** To be done **
Every line that includes the word "Луговая" is to be listed.

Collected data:
_ _ _ _ _

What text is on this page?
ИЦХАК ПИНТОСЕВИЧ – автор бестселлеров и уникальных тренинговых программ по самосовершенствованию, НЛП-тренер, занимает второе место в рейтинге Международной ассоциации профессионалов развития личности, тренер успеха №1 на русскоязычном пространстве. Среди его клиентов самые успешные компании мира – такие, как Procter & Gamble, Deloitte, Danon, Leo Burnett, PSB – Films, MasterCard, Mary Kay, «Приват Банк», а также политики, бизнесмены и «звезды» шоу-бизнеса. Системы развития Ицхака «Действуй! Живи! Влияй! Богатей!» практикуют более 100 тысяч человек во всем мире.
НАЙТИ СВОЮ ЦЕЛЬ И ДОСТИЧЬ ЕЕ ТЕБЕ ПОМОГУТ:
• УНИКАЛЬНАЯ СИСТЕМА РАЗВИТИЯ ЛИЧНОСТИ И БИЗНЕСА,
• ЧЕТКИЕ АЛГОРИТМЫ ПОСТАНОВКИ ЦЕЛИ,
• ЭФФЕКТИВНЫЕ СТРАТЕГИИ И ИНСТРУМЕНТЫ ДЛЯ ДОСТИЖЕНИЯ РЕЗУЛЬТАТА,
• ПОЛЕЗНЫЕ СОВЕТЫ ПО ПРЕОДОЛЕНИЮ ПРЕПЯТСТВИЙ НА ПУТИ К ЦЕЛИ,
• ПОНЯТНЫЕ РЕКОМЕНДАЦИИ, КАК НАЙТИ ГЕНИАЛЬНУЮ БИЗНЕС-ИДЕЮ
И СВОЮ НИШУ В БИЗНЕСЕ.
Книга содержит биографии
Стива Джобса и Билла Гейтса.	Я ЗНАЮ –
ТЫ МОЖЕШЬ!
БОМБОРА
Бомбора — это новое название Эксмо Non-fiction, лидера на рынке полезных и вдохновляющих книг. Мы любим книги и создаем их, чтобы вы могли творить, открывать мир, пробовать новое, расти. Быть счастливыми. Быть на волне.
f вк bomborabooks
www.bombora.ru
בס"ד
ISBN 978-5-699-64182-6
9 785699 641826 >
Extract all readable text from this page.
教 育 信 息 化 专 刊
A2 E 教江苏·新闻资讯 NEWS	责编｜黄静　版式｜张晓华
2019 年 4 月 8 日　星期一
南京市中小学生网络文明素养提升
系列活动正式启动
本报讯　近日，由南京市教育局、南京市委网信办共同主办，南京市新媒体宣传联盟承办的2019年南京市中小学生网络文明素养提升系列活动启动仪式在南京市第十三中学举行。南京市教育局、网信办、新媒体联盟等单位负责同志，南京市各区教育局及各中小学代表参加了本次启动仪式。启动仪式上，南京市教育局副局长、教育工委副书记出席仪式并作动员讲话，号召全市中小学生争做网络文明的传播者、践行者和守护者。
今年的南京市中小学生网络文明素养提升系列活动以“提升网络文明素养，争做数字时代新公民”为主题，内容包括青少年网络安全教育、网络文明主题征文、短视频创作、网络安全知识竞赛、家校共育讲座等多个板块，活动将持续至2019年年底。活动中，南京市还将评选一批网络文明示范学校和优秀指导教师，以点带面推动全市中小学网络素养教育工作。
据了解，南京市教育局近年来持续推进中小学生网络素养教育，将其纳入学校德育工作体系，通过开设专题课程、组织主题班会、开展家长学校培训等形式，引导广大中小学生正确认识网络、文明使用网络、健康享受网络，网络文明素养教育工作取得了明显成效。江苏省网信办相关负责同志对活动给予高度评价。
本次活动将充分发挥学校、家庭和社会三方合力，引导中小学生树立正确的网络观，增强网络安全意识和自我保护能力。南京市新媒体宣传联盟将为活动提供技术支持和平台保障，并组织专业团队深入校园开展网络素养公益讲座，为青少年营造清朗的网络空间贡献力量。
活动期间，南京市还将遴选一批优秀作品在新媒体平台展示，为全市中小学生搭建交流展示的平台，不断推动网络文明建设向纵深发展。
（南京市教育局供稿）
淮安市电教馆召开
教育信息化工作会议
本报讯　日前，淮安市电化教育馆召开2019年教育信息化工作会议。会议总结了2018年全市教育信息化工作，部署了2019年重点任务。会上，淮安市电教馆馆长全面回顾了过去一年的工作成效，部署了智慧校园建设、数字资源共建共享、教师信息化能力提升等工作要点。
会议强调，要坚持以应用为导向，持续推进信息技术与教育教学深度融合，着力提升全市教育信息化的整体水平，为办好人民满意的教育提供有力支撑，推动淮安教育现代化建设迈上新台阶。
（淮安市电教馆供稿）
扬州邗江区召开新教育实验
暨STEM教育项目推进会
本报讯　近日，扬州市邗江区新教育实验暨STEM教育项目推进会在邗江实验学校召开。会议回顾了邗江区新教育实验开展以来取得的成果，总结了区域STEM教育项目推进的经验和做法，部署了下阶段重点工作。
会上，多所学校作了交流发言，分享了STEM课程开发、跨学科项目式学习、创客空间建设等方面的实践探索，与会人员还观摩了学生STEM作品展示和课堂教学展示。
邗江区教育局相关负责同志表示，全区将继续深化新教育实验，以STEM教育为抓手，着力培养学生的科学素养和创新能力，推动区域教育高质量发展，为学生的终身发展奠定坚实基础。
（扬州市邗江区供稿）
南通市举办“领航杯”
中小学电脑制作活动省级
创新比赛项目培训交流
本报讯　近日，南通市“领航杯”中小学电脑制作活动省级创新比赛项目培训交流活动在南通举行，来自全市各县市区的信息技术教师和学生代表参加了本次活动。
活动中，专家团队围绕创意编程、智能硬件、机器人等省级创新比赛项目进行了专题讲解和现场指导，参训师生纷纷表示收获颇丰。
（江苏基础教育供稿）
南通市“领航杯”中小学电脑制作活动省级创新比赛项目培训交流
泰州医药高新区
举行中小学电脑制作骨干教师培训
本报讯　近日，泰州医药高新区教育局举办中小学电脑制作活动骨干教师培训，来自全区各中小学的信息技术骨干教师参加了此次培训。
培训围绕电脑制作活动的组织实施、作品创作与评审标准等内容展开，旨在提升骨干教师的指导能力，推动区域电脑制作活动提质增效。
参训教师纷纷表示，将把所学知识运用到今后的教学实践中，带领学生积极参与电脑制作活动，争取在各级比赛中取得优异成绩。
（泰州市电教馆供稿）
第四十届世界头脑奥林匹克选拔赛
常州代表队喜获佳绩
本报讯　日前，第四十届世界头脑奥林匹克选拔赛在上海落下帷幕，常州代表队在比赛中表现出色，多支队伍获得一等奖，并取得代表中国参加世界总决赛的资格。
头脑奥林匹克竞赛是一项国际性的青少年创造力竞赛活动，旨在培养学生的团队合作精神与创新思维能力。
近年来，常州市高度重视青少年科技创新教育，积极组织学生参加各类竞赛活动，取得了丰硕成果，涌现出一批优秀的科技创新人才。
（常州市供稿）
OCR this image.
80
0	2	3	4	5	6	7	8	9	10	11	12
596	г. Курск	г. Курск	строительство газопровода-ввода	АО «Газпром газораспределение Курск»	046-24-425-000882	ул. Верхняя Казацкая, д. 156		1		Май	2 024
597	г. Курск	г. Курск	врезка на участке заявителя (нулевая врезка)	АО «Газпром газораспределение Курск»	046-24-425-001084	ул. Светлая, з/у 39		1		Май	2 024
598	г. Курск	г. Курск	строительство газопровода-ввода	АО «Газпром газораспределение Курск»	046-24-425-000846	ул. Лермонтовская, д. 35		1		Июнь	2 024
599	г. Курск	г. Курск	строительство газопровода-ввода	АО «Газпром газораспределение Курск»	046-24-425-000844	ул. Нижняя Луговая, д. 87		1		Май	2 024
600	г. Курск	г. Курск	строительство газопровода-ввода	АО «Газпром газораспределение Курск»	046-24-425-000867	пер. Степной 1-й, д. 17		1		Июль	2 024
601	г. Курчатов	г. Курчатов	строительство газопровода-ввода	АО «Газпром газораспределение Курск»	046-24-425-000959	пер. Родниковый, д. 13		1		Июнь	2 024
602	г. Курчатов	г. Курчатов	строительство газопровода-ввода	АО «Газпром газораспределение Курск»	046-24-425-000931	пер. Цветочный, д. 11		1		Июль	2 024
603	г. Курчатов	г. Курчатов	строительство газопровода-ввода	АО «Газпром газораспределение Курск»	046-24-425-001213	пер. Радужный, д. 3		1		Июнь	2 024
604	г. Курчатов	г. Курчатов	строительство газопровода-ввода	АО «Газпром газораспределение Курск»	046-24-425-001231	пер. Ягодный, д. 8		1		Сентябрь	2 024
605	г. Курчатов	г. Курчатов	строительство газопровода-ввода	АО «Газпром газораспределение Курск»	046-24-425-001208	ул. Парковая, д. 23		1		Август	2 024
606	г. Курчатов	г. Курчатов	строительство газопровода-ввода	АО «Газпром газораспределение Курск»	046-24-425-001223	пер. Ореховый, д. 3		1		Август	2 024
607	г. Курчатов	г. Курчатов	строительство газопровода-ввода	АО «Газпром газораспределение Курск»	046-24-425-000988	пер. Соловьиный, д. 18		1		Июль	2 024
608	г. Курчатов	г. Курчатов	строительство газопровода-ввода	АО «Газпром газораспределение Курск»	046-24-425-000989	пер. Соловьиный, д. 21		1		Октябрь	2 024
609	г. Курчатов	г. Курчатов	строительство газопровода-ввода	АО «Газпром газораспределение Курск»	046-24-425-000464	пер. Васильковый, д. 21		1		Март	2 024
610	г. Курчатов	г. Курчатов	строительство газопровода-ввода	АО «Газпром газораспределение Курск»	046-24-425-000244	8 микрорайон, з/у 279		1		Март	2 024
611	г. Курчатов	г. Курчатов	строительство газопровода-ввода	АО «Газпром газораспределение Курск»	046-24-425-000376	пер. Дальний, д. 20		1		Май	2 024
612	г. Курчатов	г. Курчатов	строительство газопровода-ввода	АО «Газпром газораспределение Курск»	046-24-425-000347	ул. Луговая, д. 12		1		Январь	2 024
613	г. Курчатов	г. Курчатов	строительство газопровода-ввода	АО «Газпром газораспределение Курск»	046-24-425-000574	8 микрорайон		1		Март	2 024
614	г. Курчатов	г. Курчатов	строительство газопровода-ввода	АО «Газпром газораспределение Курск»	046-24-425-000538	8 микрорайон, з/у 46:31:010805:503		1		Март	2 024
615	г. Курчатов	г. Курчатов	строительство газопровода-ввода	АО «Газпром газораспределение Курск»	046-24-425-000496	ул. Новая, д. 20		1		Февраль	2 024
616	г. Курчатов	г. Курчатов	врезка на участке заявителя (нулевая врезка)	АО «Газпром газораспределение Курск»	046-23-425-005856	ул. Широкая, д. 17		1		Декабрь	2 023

_ _ _ _ _

** Exercise solution **
599	г. Курск	г. Курск	строительство газопровода-ввода	АО «Газпром газораспределение Курск»	046-24-425-000844	ул. Нижняя Луговая, д. 87		1		Май	2 024
612	г. Курчатов	г. Курчатов	строительство газопровода-ввода	АО «Газпром газораспределение Курск»	046-24-425-000347	ул. Луговая, д. 12		1		Январь	2 024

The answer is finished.